### Task
Tally up the lines carrying the string "化学计算等" and respond with only the resulting number.

━━ Information given ━━

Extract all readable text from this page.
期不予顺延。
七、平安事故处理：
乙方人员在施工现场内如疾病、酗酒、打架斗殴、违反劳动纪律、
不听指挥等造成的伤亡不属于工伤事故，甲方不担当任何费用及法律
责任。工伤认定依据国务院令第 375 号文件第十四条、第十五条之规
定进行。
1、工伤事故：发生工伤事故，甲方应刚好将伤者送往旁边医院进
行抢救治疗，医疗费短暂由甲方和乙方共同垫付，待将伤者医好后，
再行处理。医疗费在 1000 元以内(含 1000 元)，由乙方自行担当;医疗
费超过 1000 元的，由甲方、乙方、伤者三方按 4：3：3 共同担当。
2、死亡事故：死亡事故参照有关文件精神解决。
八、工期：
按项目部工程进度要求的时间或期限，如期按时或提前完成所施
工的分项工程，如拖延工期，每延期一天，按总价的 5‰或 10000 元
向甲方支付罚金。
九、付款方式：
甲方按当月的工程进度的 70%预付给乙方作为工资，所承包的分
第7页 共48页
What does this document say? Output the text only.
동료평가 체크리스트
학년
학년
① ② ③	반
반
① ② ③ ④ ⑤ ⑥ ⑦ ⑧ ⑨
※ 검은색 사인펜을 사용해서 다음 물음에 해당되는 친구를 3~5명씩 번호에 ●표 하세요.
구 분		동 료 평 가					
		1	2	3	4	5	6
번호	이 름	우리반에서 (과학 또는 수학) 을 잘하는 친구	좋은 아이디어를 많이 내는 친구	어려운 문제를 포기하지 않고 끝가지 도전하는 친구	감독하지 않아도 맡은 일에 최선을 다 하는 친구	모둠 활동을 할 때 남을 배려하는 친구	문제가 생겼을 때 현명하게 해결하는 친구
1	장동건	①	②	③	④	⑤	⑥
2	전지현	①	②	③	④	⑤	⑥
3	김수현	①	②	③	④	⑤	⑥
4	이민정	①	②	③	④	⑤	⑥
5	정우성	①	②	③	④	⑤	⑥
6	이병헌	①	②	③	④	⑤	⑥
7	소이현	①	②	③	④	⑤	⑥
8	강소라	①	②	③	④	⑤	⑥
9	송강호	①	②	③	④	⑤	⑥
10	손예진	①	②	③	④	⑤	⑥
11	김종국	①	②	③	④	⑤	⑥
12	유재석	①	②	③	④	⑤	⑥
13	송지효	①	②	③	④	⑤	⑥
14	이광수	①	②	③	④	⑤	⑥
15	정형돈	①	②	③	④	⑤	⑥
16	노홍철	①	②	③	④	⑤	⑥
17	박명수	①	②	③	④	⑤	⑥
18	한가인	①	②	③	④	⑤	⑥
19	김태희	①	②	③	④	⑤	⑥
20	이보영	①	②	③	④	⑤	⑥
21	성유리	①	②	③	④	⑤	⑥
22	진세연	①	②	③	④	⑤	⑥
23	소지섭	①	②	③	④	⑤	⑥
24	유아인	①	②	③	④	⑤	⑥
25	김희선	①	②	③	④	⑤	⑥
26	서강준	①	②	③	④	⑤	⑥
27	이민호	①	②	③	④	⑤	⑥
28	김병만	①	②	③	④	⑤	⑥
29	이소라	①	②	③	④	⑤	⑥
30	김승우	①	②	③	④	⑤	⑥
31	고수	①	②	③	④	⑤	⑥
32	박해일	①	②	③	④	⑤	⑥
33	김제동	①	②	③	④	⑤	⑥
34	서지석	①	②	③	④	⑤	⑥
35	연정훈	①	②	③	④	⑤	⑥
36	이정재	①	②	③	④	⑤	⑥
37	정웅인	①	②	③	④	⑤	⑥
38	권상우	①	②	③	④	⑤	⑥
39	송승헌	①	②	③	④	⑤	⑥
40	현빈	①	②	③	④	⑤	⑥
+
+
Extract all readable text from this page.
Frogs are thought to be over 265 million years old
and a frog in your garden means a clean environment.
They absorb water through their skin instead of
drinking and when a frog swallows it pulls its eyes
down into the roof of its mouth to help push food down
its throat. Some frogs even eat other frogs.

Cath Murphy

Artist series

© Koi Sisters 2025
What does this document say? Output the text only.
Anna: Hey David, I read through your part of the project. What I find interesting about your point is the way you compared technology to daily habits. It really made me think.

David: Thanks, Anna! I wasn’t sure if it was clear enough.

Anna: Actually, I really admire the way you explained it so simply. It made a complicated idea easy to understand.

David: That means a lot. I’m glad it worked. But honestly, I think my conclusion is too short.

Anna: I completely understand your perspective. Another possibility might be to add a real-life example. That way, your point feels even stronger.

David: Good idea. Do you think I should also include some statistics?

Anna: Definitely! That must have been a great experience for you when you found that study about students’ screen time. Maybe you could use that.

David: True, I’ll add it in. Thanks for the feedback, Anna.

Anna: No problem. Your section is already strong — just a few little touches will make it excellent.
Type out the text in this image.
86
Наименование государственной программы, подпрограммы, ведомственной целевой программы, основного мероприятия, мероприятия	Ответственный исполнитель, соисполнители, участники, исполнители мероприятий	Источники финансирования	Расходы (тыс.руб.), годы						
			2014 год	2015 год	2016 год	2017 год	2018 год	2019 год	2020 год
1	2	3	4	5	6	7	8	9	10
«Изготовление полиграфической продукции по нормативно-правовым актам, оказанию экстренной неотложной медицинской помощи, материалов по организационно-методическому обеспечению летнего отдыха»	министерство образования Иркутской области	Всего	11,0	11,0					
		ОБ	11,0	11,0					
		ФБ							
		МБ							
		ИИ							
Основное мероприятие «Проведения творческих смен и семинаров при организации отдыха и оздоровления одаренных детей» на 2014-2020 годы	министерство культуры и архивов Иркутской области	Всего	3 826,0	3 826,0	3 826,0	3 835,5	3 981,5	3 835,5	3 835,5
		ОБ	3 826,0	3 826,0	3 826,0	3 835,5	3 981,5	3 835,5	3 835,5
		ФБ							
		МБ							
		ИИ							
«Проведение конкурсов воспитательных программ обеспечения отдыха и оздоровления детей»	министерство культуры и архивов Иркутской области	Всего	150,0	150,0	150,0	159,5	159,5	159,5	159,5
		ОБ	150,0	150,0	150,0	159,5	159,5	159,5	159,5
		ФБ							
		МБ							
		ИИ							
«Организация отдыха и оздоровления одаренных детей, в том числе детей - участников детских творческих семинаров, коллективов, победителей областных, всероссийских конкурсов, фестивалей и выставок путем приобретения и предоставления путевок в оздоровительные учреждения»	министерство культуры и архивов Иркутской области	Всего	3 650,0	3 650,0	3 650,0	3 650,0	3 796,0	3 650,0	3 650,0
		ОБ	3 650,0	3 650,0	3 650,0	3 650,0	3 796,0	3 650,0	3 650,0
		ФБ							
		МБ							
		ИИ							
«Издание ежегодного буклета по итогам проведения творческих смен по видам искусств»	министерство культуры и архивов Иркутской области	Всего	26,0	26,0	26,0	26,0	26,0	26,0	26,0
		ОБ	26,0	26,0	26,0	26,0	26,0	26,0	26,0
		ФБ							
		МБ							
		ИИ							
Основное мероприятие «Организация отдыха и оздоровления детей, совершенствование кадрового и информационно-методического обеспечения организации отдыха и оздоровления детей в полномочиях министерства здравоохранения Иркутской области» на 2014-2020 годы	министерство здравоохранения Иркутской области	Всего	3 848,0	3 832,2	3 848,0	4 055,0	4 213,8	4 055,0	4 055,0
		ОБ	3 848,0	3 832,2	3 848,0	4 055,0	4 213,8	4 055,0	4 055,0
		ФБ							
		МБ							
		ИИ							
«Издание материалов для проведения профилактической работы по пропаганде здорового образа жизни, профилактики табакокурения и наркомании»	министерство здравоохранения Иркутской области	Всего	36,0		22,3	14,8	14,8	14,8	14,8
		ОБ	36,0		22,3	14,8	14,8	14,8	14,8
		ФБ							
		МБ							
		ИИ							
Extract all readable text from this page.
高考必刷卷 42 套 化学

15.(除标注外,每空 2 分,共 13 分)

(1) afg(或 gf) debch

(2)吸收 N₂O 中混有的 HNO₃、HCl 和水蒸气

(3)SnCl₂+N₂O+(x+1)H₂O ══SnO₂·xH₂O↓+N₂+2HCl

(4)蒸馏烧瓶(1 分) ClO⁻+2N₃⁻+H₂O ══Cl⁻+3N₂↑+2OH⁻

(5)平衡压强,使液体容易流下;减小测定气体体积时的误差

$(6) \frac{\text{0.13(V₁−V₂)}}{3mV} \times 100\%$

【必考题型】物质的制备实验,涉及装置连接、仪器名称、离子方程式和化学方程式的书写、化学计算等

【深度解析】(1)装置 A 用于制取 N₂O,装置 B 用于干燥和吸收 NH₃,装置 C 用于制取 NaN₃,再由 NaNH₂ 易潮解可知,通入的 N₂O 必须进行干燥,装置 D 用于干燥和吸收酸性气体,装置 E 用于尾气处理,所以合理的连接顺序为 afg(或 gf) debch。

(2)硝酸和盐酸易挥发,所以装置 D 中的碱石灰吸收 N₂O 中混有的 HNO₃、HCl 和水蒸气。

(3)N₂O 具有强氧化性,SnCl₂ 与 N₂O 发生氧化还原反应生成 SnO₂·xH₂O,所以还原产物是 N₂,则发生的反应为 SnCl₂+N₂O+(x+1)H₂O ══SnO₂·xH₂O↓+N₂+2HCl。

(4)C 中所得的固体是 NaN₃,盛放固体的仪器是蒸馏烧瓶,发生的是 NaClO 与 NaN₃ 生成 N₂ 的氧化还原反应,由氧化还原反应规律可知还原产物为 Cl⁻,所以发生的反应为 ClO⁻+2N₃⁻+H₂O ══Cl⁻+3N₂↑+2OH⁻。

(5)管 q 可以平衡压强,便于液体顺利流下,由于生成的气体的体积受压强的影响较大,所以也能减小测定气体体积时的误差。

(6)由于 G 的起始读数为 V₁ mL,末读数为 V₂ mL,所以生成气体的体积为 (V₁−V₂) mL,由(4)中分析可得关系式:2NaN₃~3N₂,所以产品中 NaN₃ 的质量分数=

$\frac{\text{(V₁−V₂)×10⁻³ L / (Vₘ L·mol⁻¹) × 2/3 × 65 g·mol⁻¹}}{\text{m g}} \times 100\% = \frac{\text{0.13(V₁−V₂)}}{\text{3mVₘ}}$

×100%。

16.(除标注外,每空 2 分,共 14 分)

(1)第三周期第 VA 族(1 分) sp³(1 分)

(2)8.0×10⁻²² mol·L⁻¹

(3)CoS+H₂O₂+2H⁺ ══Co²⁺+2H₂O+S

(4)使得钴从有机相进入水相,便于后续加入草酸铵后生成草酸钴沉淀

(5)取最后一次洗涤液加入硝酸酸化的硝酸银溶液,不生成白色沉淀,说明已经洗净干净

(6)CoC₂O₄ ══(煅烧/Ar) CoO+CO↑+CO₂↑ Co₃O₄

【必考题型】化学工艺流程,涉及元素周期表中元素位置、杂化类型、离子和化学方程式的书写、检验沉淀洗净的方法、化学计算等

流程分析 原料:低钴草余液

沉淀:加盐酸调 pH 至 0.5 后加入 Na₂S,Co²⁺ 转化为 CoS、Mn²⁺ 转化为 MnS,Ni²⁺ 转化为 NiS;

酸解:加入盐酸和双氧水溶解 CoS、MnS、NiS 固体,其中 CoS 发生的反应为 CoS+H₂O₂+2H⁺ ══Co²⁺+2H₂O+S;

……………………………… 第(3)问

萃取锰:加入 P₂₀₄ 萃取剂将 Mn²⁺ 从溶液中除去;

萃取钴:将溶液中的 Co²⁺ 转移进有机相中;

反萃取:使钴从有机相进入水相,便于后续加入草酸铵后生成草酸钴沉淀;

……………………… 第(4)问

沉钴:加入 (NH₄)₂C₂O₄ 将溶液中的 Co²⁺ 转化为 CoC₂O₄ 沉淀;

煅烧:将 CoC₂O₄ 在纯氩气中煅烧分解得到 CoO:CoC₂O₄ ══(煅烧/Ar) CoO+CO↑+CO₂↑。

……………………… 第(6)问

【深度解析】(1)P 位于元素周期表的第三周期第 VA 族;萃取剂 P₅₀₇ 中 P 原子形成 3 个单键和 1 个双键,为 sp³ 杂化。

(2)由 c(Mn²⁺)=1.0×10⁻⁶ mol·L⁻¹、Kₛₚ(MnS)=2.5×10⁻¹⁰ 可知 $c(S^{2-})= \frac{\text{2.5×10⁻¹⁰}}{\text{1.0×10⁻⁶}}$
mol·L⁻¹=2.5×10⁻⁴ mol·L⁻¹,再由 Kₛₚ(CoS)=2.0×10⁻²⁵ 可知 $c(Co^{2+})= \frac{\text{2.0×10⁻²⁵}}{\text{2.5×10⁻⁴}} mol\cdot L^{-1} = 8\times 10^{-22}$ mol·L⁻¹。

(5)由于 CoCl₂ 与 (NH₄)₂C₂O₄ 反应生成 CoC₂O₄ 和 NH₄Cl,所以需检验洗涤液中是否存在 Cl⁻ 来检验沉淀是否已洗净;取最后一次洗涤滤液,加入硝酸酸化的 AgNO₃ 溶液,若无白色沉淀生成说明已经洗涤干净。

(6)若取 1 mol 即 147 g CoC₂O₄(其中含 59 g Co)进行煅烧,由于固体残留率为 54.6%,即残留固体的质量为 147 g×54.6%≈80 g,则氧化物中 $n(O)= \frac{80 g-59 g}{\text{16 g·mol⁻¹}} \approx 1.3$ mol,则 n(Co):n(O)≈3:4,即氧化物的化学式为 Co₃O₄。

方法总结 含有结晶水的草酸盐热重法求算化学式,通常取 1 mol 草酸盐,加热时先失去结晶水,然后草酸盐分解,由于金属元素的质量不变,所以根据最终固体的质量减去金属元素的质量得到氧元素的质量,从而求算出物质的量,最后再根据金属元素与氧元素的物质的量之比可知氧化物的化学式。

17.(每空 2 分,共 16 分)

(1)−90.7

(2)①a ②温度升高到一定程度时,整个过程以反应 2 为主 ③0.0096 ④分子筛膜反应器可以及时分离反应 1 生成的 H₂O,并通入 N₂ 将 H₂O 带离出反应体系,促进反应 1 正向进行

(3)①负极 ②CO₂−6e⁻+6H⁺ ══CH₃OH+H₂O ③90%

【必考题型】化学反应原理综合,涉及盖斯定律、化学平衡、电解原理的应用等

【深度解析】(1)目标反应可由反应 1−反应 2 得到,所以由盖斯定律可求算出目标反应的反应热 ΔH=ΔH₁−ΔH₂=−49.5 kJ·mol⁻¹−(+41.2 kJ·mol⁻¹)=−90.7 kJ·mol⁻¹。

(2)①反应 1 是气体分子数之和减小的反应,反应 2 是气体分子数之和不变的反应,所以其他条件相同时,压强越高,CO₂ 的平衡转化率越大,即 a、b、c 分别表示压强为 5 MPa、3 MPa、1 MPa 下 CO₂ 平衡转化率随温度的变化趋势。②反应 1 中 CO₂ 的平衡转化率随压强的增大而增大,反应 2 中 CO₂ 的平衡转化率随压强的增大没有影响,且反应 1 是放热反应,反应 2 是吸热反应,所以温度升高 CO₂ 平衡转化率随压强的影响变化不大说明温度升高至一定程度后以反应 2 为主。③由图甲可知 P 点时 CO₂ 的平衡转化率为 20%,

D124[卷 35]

━━━

### Answer to this task
2